┌─ TASK INPUT
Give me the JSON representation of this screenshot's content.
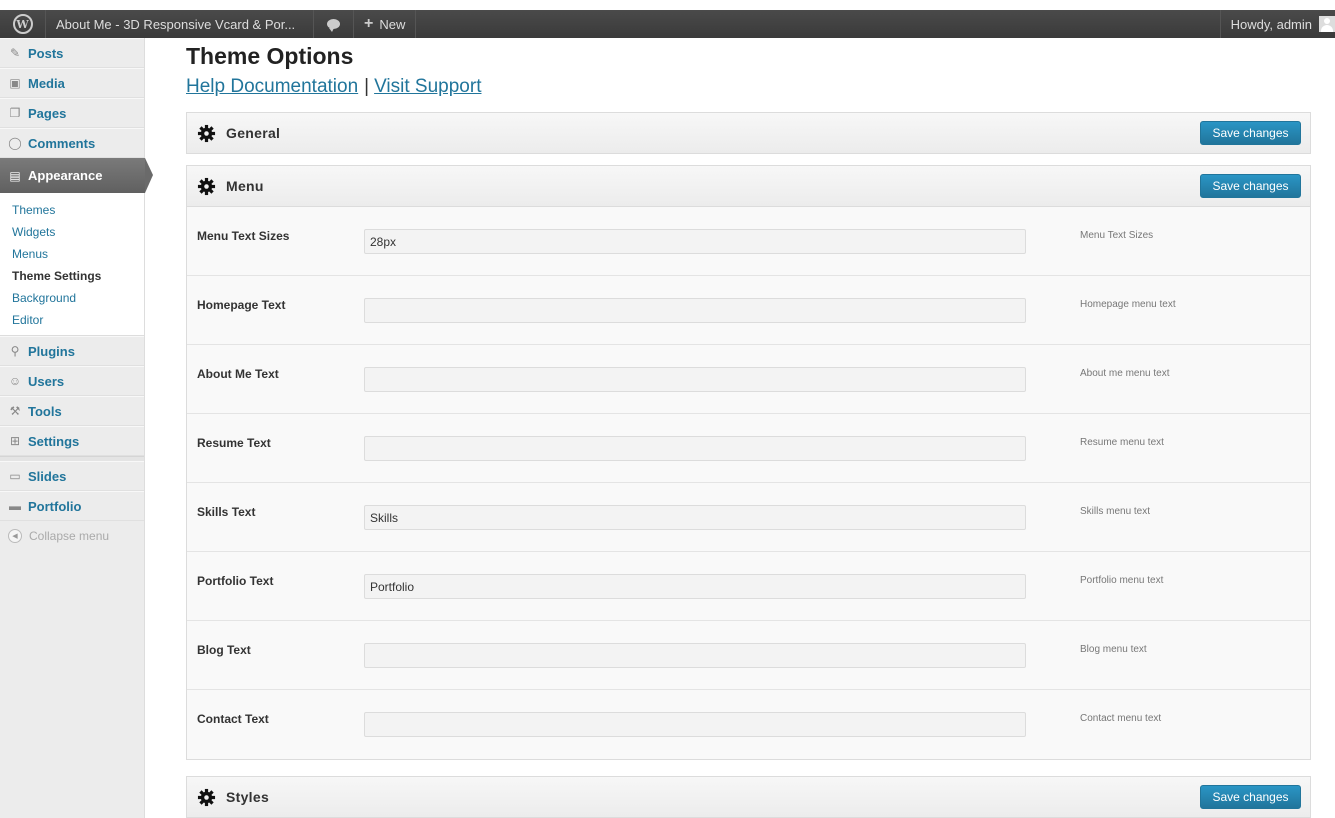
{
  "adminbar": {
    "site_title": "About Me - 3D Responsive Vcard & Por...",
    "new_label": "New",
    "howdy": "Howdy, admin"
  },
  "sidebar": {
    "items_top": [
      {
        "label": "Posts",
        "icon": "pin-icon"
      },
      {
        "label": "Media",
        "icon": "media-icon"
      },
      {
        "label": "Pages",
        "icon": "pages-icon"
      },
      {
        "label": "Comments",
        "icon": "comments-icon"
      }
    ],
    "appearance": {
      "label": "Appearance",
      "icon": "appearance-icon"
    },
    "submenu": [
      {
        "label": "Themes"
      },
      {
        "label": "Widgets"
      },
      {
        "label": "Menus"
      },
      {
        "label": "Theme Settings",
        "active": true
      },
      {
        "label": "Background"
      },
      {
        "label": "Editor"
      }
    ],
    "items_bottom": [
      {
        "label": "Plugins",
        "icon": "plug-icon"
      },
      {
        "label": "Users",
        "icon": "users-icon"
      },
      {
        "label": "Tools",
        "icon": "tools-icon"
      },
      {
        "label": "Settings",
        "icon": "settings-icon"
      }
    ],
    "items_custom": [
      {
        "label": "Slides",
        "icon": "slides-icon"
      },
      {
        "label": "Portfolio",
        "icon": "portfolio-icon"
      }
    ],
    "collapse_label": "Collapse menu"
  },
  "main": {
    "title": "Theme Options",
    "help_link": "Help Documentation",
    "separator": "|",
    "support_link": "Visit Support",
    "save_label": "Save changes",
    "panels": {
      "general": {
        "title": "General"
      },
      "menu": {
        "title": "Menu",
        "rows": [
          {
            "label": "Menu Text Sizes",
            "value": "28px",
            "desc": "Menu Text Sizes"
          },
          {
            "label": "Homepage Text",
            "value": "",
            "desc": "Homepage menu text"
          },
          {
            "label": "About Me Text",
            "value": "",
            "desc": "About me menu text"
          },
          {
            "label": "Resume Text",
            "value": "",
            "desc": "Resume menu text"
          },
          {
            "label": "Skills Text",
            "value": "Skills",
            "desc": "Skills menu text"
          },
          {
            "label": "Portfolio Text",
            "value": "Portfolio",
            "desc": "Portfolio menu text"
          },
          {
            "label": "Blog Text",
            "value": "",
            "desc": "Blog menu text"
          },
          {
            "label": "Contact Text",
            "value": "",
            "desc": "Contact menu text"
          }
        ]
      },
      "styles": {
        "title": "Styles"
      }
    }
  }
}
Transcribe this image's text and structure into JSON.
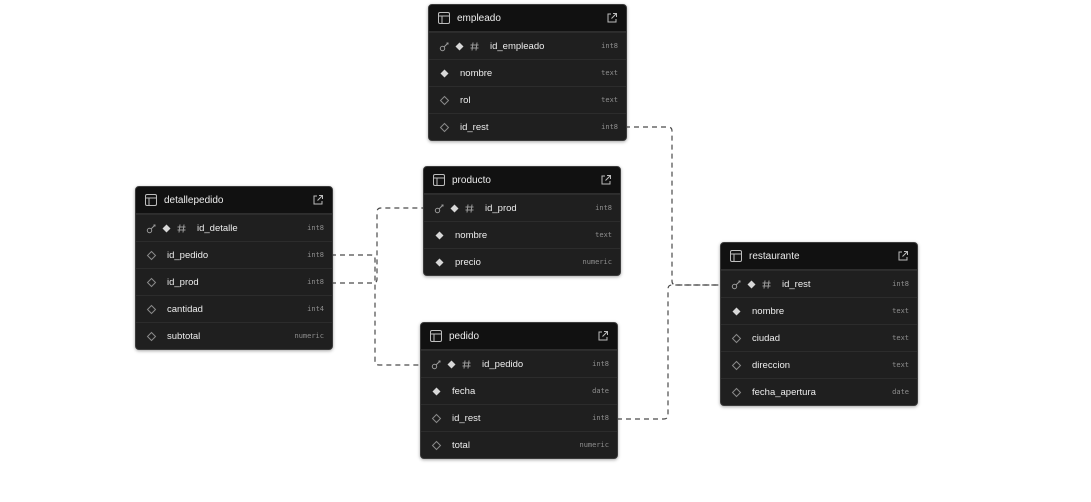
└─
* SHORT PROBLEM
Copy each line from the data above that includes "Skills".

* OUTPUT OF THE EXERCISE
            "label": "Skills Text",
            "value": "Skills",
            "desc": "Skills menu text"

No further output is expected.